─── Material provided

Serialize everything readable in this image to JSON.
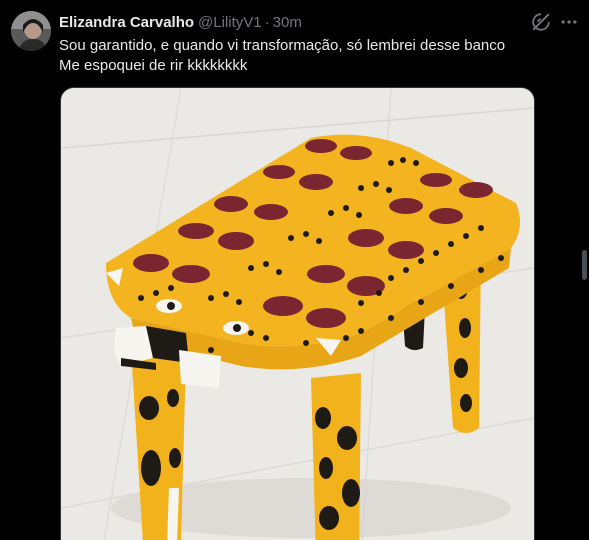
{
  "tweet": {
    "display_name": "Elizandra Carvalho",
    "handle": "@LilityV1",
    "separator": "·",
    "time": "30m",
    "text_lines": [
      "Sou garantido, e quando vi transformação, só lembrei desse banco",
      "Me espoquei de rir kkkkkkkk"
    ]
  },
  "icons": {
    "grok": "grok-icon",
    "more": "more-options-icon"
  },
  "colors": {
    "background": "#000000",
    "primary_text": "#e7e9ea",
    "secondary_text": "#71767b",
    "stool_yellow": "#f2b21c",
    "spot_maroon": "#7a2630"
  },
  "media": {
    "description_icon": "jaguar-stool-photo"
  }
}
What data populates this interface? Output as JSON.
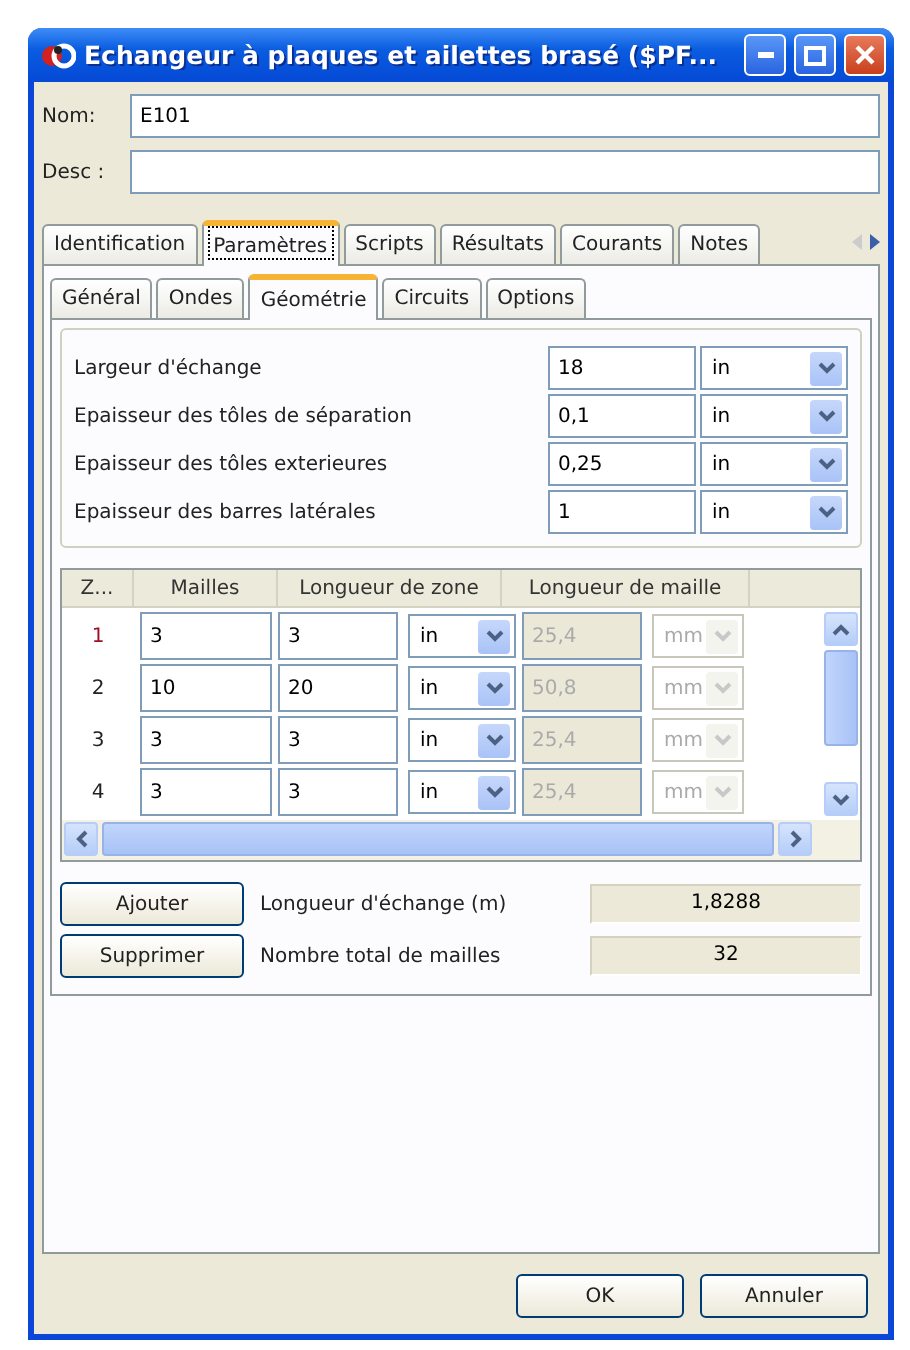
{
  "window": {
    "title": "Echangeur à plaques et ailettes brasé ($PF..."
  },
  "header_fields": [
    {
      "label": "Nom:",
      "value": "E101"
    },
    {
      "label": "Desc :"
    }
  ],
  "tabs": [
    {
      "label": "Identification",
      "selected": false
    },
    {
      "label": "Paramètres",
      "selected": true
    },
    {
      "label": "Scripts",
      "selected": false
    },
    {
      "label": "Résultats",
      "selected": false
    },
    {
      "label": "Courants",
      "selected": false
    },
    {
      "label": "Notes",
      "selected": false
    }
  ],
  "subtabs": [
    {
      "label": "Général",
      "selected": false
    },
    {
      "label": "Ondes",
      "selected": false
    },
    {
      "label": "Géométrie",
      "selected": true
    },
    {
      "label": "Circuits",
      "selected": false
    },
    {
      "label": "Options",
      "selected": false
    }
  ],
  "geometry": [
    {
      "label": "Largeur d'échange",
      "value": "18",
      "unit": "in"
    },
    {
      "label": "Epaisseur des tôles de séparation",
      "value": "0,1",
      "unit": "in"
    },
    {
      "label": "Epaisseur des tôles exterieures",
      "value": "0,25",
      "unit": "in"
    },
    {
      "label": "Epaisseur des barres latérales",
      "value": "1",
      "unit": "in"
    }
  ],
  "table": {
    "columns": [
      "Z...",
      "Mailles",
      "Longueur de zone",
      "Longueur de maille"
    ],
    "rows": [
      {
        "zone": "1",
        "selected": true,
        "mailles": "3",
        "length": "3",
        "unit": "in",
        "mesh_length": "25,4",
        "mesh_unit": "mm",
        "disabled": true
      },
      {
        "zone": "2",
        "selected": false,
        "mailles": "10",
        "length": "20",
        "unit": "in",
        "mesh_length": "50,8",
        "mesh_unit": "mm",
        "disabled": true
      },
      {
        "zone": "3",
        "selected": false,
        "mailles": "3",
        "length": "3",
        "unit": "in",
        "mesh_length": "25,4",
        "mesh_unit": "mm",
        "disabled": true
      },
      {
        "zone": "4",
        "selected": false,
        "mailles": "3",
        "length": "3",
        "unit": "in",
        "mesh_length": "25,4",
        "mesh_unit": "mm",
        "disabled": true
      }
    ]
  },
  "actions": [
    {
      "button": "Ajouter",
      "label": "Longueur d'échange (m)",
      "value": "1,8288"
    },
    {
      "button": "Supprimer",
      "label": "Nombre total de mailles",
      "value": "32"
    }
  ],
  "buttons": [
    "OK",
    "Annuler"
  ]
}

──────

Problem statement ->
Go through the records and pull out each line that includes the word "this".

Complete response ->
Serialize everything readable in this image to JSON.
What data populates this interface? Output as JSON.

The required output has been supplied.